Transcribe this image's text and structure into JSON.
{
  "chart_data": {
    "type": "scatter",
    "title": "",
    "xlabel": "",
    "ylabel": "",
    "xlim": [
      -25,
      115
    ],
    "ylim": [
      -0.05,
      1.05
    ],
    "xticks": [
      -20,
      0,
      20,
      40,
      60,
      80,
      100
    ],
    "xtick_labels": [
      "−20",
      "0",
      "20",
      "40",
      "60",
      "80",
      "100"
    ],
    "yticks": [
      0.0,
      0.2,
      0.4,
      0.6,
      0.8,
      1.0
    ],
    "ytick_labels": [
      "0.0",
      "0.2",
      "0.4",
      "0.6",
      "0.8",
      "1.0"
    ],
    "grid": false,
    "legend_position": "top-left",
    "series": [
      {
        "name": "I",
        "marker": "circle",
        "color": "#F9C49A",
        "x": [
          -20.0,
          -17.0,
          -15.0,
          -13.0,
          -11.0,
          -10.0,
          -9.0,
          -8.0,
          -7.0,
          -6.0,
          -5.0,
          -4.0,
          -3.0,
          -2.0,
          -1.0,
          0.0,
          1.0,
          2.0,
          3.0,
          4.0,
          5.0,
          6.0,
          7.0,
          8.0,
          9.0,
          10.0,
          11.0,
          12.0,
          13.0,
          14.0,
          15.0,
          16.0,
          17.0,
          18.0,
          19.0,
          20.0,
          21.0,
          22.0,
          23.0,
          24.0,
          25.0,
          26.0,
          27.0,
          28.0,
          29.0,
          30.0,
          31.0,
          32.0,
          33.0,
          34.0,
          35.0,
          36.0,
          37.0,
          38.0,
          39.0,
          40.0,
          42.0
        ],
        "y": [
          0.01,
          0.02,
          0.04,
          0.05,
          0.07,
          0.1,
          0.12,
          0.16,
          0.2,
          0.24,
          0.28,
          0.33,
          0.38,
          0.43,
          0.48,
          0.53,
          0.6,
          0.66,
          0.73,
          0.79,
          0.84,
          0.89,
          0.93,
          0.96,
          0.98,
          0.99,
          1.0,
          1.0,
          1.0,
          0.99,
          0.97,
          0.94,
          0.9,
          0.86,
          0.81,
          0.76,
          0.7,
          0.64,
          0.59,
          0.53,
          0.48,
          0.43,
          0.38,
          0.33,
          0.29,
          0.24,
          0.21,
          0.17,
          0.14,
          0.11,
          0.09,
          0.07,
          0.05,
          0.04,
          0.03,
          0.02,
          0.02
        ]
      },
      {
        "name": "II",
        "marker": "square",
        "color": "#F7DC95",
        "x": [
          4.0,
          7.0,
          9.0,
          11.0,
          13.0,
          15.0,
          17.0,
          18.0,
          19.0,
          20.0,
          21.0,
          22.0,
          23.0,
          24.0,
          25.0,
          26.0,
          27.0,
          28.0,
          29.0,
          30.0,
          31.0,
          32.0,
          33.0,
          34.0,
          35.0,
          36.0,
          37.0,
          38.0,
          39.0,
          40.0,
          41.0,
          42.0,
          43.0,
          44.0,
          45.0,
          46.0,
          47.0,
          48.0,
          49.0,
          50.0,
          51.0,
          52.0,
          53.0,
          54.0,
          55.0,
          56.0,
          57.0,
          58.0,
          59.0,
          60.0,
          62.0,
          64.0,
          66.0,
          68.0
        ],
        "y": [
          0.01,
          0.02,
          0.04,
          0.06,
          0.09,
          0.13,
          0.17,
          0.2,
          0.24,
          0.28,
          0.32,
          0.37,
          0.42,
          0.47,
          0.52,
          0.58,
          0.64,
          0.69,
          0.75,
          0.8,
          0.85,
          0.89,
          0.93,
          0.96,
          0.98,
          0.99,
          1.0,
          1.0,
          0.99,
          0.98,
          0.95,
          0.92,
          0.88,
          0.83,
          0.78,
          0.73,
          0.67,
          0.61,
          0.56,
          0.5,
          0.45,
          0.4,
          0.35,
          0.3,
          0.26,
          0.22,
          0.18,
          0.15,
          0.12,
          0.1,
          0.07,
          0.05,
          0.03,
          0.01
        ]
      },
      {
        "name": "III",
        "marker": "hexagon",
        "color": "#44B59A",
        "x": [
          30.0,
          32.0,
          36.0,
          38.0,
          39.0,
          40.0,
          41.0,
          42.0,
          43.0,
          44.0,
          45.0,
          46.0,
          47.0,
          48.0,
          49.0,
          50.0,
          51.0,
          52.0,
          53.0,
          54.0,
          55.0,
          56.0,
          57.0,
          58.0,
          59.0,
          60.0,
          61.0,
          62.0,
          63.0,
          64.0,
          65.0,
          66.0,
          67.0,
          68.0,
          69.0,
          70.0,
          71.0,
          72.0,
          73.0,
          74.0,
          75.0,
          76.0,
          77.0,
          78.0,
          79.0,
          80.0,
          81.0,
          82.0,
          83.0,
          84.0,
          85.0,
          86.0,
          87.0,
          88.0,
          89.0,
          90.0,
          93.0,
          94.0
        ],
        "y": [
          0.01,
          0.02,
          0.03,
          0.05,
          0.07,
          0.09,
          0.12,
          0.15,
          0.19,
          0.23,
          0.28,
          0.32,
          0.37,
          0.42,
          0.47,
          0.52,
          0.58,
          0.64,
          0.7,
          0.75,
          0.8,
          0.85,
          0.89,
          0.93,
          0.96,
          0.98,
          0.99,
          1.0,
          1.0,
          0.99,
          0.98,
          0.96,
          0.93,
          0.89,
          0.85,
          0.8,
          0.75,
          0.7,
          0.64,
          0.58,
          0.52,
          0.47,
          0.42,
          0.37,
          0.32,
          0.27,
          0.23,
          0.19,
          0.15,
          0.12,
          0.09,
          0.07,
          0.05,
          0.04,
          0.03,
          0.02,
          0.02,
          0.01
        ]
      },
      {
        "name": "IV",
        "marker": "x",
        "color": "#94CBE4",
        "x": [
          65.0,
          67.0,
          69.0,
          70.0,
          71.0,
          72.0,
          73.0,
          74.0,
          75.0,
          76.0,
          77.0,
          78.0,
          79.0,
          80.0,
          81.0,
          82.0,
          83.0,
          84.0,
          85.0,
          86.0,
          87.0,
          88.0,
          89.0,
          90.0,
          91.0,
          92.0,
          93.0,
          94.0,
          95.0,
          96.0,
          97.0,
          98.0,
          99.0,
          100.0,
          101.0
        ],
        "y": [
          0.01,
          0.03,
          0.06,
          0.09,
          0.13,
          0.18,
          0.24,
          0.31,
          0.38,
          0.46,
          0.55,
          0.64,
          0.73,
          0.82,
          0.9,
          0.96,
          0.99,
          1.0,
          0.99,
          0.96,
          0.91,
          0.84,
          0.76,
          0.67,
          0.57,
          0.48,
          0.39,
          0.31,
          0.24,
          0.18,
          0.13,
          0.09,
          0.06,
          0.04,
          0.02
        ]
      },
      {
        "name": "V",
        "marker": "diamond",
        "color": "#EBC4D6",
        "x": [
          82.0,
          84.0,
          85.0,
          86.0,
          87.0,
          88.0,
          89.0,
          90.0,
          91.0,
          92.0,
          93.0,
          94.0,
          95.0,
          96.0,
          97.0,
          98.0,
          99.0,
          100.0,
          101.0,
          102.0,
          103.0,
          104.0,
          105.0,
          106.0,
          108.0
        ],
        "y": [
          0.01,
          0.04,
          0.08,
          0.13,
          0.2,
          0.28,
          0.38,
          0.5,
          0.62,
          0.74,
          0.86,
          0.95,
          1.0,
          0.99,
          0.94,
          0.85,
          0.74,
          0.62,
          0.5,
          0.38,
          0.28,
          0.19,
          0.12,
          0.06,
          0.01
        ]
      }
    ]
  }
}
----
* **What you have to do**: Determine how many lines of the listing hold the word "marker" and reply with that figure alone.

* **Task output**: 5